---------- TASK INPUT ----------

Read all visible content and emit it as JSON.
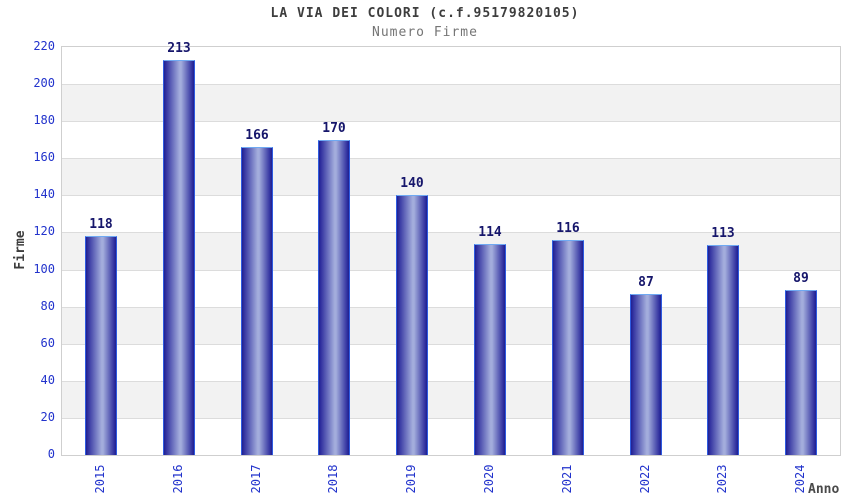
{
  "chart_data": {
    "type": "bar",
    "title": "LA VIA DEI COLORI (c.f.95179820105)",
    "subtitle": "Numero Firme",
    "xlabel": "Anno",
    "ylabel": "Firme",
    "categories": [
      "2015",
      "2016",
      "2017",
      "2018",
      "2019",
      "2020",
      "2021",
      "2022",
      "2023",
      "2024"
    ],
    "values": [
      118,
      213,
      166,
      170,
      140,
      114,
      116,
      87,
      113,
      89
    ],
    "ylim": [
      0,
      220
    ],
    "ytick_step": 20,
    "yticks": [
      0,
      20,
      40,
      60,
      80,
      100,
      120,
      140,
      160,
      180,
      200,
      220
    ],
    "grid": "horizontal-bands",
    "legend": "none",
    "colors": {
      "tick_label": "#2233cc",
      "value_label": "#16166b",
      "bar_dark": "#1f1f90",
      "bar_mid": "#30309f",
      "bar_light": "#a3addc",
      "bar_edge": "#2e5be0",
      "bar_top_border": "#6fa9f2",
      "band_gray": "#f2f2f2",
      "band_white": "#ffffff",
      "gridline": "#dcdcdc",
      "plot_border": "#cfcfcf",
      "title": "#3d3d3d",
      "subtitle": "#757575",
      "axis_label": "#4a4a4a"
    }
  }
}
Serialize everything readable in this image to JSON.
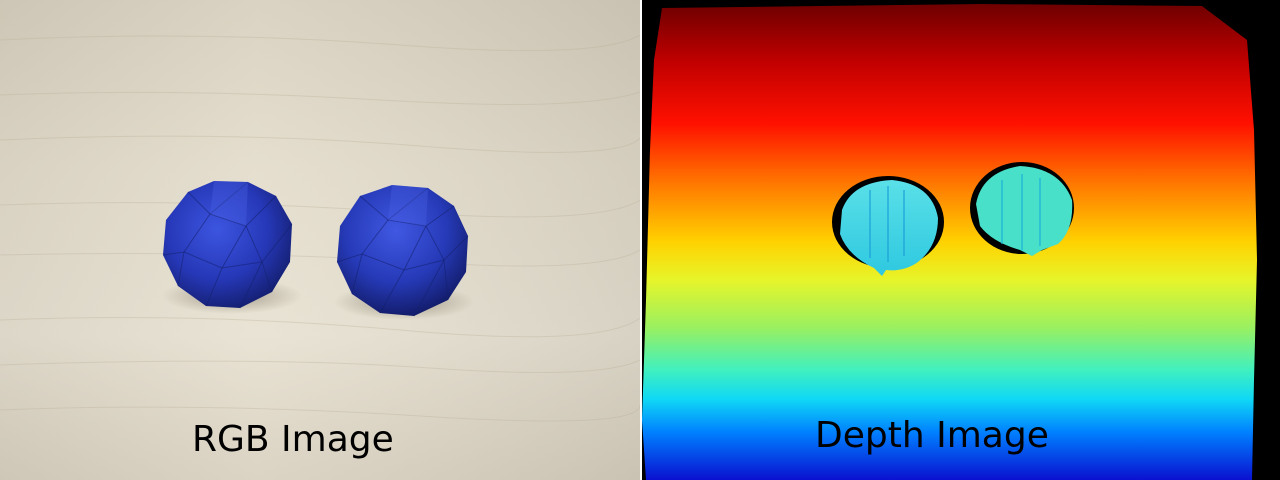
{
  "panels": {
    "rgb": {
      "caption": "RGB Image"
    },
    "depth": {
      "caption": "Depth Image"
    }
  },
  "colors": {
    "table_wood": "#e3dccb",
    "ball_blue": "#2a3fbf",
    "depth_near": "#1020e0",
    "depth_mid": "#e8f020",
    "depth_far": "#d00000",
    "object_depth": "#40d8e8"
  }
}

----------

WHAT YOU WILL DO:
Gather each line holding the string "caption".

RESULT OF THE TASK:
      "caption": "RGB Image"
      "caption": "Depth Image"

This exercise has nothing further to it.